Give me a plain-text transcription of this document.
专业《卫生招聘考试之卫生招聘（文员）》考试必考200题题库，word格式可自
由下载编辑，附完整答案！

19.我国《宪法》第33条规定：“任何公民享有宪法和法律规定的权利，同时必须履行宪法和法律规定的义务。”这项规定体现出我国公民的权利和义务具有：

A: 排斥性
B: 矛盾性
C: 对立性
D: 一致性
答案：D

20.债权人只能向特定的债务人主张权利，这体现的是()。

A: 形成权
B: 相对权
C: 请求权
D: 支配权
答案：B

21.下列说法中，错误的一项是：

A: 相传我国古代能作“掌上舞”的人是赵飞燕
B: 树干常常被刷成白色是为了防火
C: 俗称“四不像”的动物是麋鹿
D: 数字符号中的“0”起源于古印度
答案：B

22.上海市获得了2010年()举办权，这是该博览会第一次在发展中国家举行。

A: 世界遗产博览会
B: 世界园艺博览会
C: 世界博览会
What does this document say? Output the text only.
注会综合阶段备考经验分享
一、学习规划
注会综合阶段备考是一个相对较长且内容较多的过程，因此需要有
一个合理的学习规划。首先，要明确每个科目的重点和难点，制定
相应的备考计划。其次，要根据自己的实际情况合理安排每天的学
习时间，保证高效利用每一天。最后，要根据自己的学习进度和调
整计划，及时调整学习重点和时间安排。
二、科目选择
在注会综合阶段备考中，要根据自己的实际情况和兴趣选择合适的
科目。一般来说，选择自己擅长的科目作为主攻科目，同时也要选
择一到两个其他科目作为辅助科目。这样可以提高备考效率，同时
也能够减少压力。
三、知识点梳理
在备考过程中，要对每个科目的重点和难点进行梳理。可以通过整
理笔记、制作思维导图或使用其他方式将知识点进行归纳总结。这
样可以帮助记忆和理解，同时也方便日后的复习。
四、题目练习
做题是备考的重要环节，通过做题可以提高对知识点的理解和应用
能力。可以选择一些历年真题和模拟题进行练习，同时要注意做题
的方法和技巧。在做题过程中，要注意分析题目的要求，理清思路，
================================
**Short task**
The required output is the exact sequence of lines from the one containing "What does this" through the end of the listing, both endpoints included.

**Worked solution**
What does this document say? Output the text only.
注会综合阶段备考经验分享
一、学习规划
注会综合阶段备考是一个相对较长且内容较多的过程，因此需要有
一个合理的学习规划。首先，要明确每个科目的重点和难点，制定
相应的备考计划。其次，要根据自己的实际情况合理安排每天的学
习时间，保证高效利用每一天。最后，要根据自己的学习进度和调
整计划，及时调整学习重点和时间安排。
二、科目选择
在注会综合阶段备考中，要根据自己的实际情况和兴趣选择合适的
科目。一般来说，选择自己擅长的科目作为主攻科目，同时也要选
择一到两个其他科目作为辅助科目。这样可以提高备考效率，同时
也能够减少压力。
三、知识点梳理
在备考过程中，要对每个科目的重点和难点进行梳理。可以通过整
理笔记、制作思维导图或使用其他方式将知识点进行归纳总结。这
样可以帮助记忆和理解，同时也方便日后的复习。
四、题目练习
做题是备考的重要环节，通过做题可以提高对知识点的理解和应用
能力。可以选择一些历年真题和模拟题进行练习，同时要注意做题
的方法和技巧。在做题过程中，要注意分析题目的要求，理清思路，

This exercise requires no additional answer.